[Layout region records]
**********
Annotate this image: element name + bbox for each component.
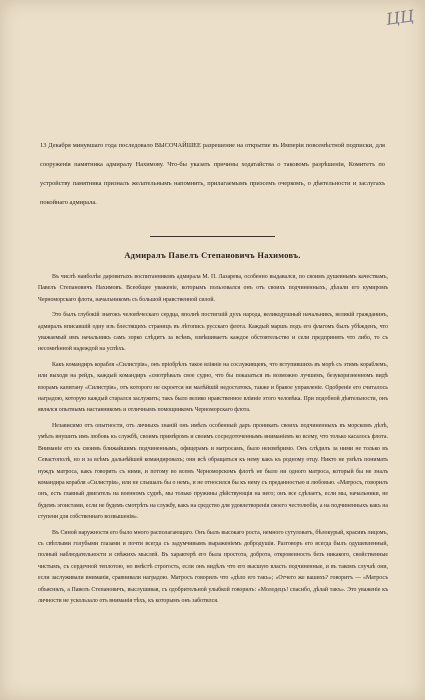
intro-text [40, 136, 385, 212]
body-paragraph: Въ числѣ наиболѣе даровитыхъ воспитанниковъ адмирала М. П. Лазарева, особенно выдавался, по своимъ душевнымъ качествамъ, Павелъ Степановичъ Нахимовъ. Всеобщее уваженіе, которымъ пользовался онъ отъ своихъ подчиненныхъ, дѣлали его кумиромъ Черноморскаго флота, начальникомъ съ большой нравственной силой. [38, 274, 388, 303]
article-heading: Адмиралъ Павелъ Степановичъ Нахимовъ. [124, 251, 301, 260]
body-paragraph: Какъ командиръ корабля «Силистрія», онъ пріобрѣлъ такое вліяніе на сослуживцевъ, что вступившихъ въ морѣ съ этимъ кораблемъ, или выходя на рейдъ, каждый командиръ «смотрѣвалъ свое судно, что бы показаться въ возможно лучшемъ, безукоризненномъ видѣ взорамъ капитану «Силистрія», отъ которого не скроется ни малѣйшій недостатокъ, также и бравое управленіе. Одобреніе его считалось наградою, которую каждый старался заслужить; такъ было велико нравственное вліяніе этого человѣка. При подобной дѣятельности, онъ являлся опытнымъ наставникомъ и отличнымъ помощникомъ Черноморскаго флота. [38, 361, 388, 414]
body-paragraph: Это былъ глубокій знатокъ человѣческаго сердца, вполнѣ постигшій духъ народа, великодушный начальникъ, великій гражданинъ, адмиралъ вписавшій одну изъ блестящихъ страницъ въ лѣтопись русскаго флота. Каждый маршъ подъ его флагомъ былъ убѣжденъ, что уважаемый имъ начальникъ самъ зорко слѣдитъ за всѣмъ, взвѣшиваетъ каждое обстоятельство и сели предпринять что либо, то съ несомнѣнной надеждой на успѣхъ. [38, 312, 388, 353]
article-body [38, 272, 388, 611]
intro-paragraph: 13 Декабря минувшаго года последовало ВЫСОЧАЙШЕЕ разрешение на открытие въ Имперіи повсемѣстной подписки, для сооруженія памятника адмиралу Нахимову. Что-бы указать причины ходатайства о таковомъ разрѣшеніи, Комитетъ по устройству памятника призналъ желательнымъ напомнить, прилагаемымъ приэсемъ очеркомъ, о дѣятельности и заслугахъ покойнаго адмирала. [40, 142, 385, 206]
body-paragraph: Въ Синой наружности его было много располагающаго. Онъ былъ высокаго роста, немного сутуловатъ, бѣлокурый, красивъ лицомъ, съ свѣтлыми голубыми глазами и почти всегда съ задумчивымъ выраженіемъ добродушія. Разговоръ его всегда былъ одушевленный, полный наблюдательности и свѣжихъ мыслей. Въ характерѣ его была простота, доброта, откровенность безъ никакого, свойственные чистымъ, съ сердечной теплотою, но вмѣстѣ строгость, если онъ видѣлъ что его высшую власть подчиненные, и въ такомъ случаѣ они, если заслуживали вниманія, сравнивали наградою. Матросъ говорилъ что «дѣло его такъ»; «Отчего же вашихъ? говоритъ — «Матросъ объяснялъ, а Павелъ Степановичъ, выслушивая, съ одобрительной улыбкой говорилъ: «Молодецъ! спасибо, дѣлай такъ». Это уваженіе къ личности не ускользало отъ вниманія тѣхъ, къ которымъ онъ заботился. [38, 529, 388, 604]
body-paragraph: Независимо отъ опытности, отъ личныхъ знаній онъ имѣлъ особенный даръ проникать своихъ подчиненныхъ въ морскомъ дѣлѣ, умѣлъ внушить имъ любовь къ службѣ, своимъ примѣромъ и своимъ сосредоточеннымъ вниманіемъ ко всему, что только касалось флота. Вниманіе его къ своимъ ближайшимъ подчиненнымъ, офицерамъ и матросамъ, было неизмѣримо. Онъ слѣдилъ за ними не только въ Севастополѣ, но и за всѣмъ дальнѣйшей командировахъ; они всѣ обращаться къ нему какъ къ родному отцу. Никто не умѣлъ понимать нуждъ матроса, какъ говорить съ ними, и потому во всемъ Черноморскомъ флотѣ не было ни одного матроса, который бы не зналъ командира корабля «Силистрія», или не слышалъ бы о немъ, и не относился бы къ нему съ преданностью и любовью. «Матросъ, говорилъ онъ, есть главный двигатель на военномъ суднѣ, мы только пружины дѣйствующія на него; онъ все сдѣлаетъ, если мы, начальники, не будемъ эгоистами, если не будемъ смотрѣть на службу, какъ на средство для удовлетворенія своего честолюбія, а на подчиненныхъ какъ на ступени для собственнаго возвышенія». [38, 422, 388, 521]
margin-note: ЦЦ [384, 6, 416, 29]
separator-rule [150, 236, 275, 237]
**********
### To be done
Copy out every line of the items above word for word, leaving out only the picture placeholders.

### Reply to the exercise
Annotate this image: element name + bbox for each component.
intro-text [40, 136, 385, 212]
body-paragraph: Въ числѣ наиболѣе даровитыхъ воспитанниковъ адмирала М. П. Лазарева, особенно выдавался, по своимъ душевнымъ качествамъ, Павелъ Степановичъ Нахимовъ. Всеобщее уваженіе, которымъ пользовался онъ отъ своихъ подчиненныхъ, дѣлали его кумиромъ Черноморскаго флота, начальникомъ съ большой нравственной силой. [38, 274, 388, 303]
article-heading: Адмиралъ Павелъ Степановичъ Нахимовъ. [124, 251, 301, 260]
body-paragraph: Какъ командиръ корабля «Силистрія», онъ пріобрѣлъ такое вліяніе на сослуживцевъ, что вступившихъ въ морѣ съ этимъ кораблемъ, или выходя на рейдъ, каждый командиръ «смотрѣвалъ свое судно, что бы показаться въ возможно лучшемъ, безукоризненномъ видѣ взорамъ капитану «Силистрія», отъ которого не скроется ни малѣйшій недостатокъ, также и бравое управленіе. Одобреніе его считалось наградою, которую каждый старался заслужить; такъ было велико нравственное вліяніе этого человѣка. При подобной дѣятельности, онъ являлся опытнымъ наставникомъ и отличнымъ помощникомъ Черноморскаго флота. [38, 361, 388, 414]
body-paragraph: Это былъ глубокій знатокъ человѣческаго сердца, вполнѣ постигшій духъ народа, великодушный начальникъ, великій гражданинъ, адмиралъ вписавшій одну изъ блестящихъ страницъ въ лѣтопись русскаго флота. Каждый маршъ подъ его флагомъ былъ убѣжденъ, что уважаемый имъ начальникъ самъ зорко слѣдитъ за всѣмъ, взвѣшиваетъ каждое обстоятельство и сели предпринять что либо, то съ несомнѣнной надеждой на успѣхъ. [38, 312, 388, 353]
article-body [38, 272, 388, 611]
intro-paragraph: 13 Декабря минувшаго года последовало ВЫСОЧАЙШЕЕ разрешение на открытие въ Имперіи повсемѣстной подписки, для сооруженія памятника адмиралу Нахимову. Что-бы указать причины ходатайства о таковомъ разрѣшеніи, Комитетъ по устройству памятника призналъ желательнымъ напомнить, прилагаемымъ приэсемъ очеркомъ, о дѣятельности и заслугахъ покойнаго адмирала. [40, 142, 385, 206]
body-paragraph: Въ Синой наружности его было много располагающаго. Онъ былъ высокаго роста, немного сутуловатъ, бѣлокурый, красивъ лицомъ, съ свѣтлыми голубыми глазами и почти всегда съ задумчивымъ выраженіемъ добродушія. Разговоръ его всегда былъ одушевленный, полный наблюдательности и свѣжихъ мыслей. Въ характерѣ его была простота, доброта, откровенность безъ никакого, свойственные чистымъ, съ сердечной теплотою, но вмѣстѣ строгость, если онъ видѣлъ что его высшую власть подчиненные, и въ такомъ случаѣ они, если заслуживали вниманія, сравнивали наградою. Матросъ говорилъ что «дѣло его такъ»; «Отчего же вашихъ? говоритъ — «Матросъ объяснялъ, а Павелъ Степановичъ, выслушивая, съ одобрительной улыбкой говорилъ: «Молодецъ! спасибо, дѣлай такъ». Это уваженіе къ личности не ускользало отъ вниманія тѣхъ, къ которымъ онъ заботился. [38, 529, 388, 604]
body-paragraph: Независимо отъ опытности, отъ личныхъ знаній онъ имѣлъ особенный даръ проникать своихъ подчиненныхъ въ морскомъ дѣлѣ, умѣлъ внушить имъ любовь къ службѣ, своимъ примѣромъ и своимъ сосредоточеннымъ вниманіемъ ко всему, что только касалось флота. Вниманіе его къ своимъ ближайшимъ подчиненнымъ, офицерамъ и матросамъ, было неизмѣримо. Онъ слѣдилъ за ними не только въ Севастополѣ, но и за всѣмъ дальнѣйшей командировахъ; они всѣ обращаться къ нему какъ къ родному отцу. Никто не умѣлъ понимать нуждъ матроса, какъ говорить съ ними, и потому во всемъ Черноморскомъ флотѣ не было ни одного матроса, который бы не зналъ командира корабля «Силистрія», или не слышалъ бы о немъ, и не относился бы къ нему съ преданностью и любовью. «Матросъ, говорилъ онъ, есть главный двигатель на военномъ суднѣ, мы только пружины дѣйствующія на него; онъ все сдѣлаетъ, если мы, начальники, не будемъ эгоистами, если не будемъ смотрѣть на службу, какъ на средство для удовлетворенія своего честолюбія, а на подчиненныхъ какъ на ступени для собственнаго возвышенія». [38, 422, 388, 521]
margin-note: ЦЦ [384, 6, 416, 29]
separator-rule [150, 236, 275, 237]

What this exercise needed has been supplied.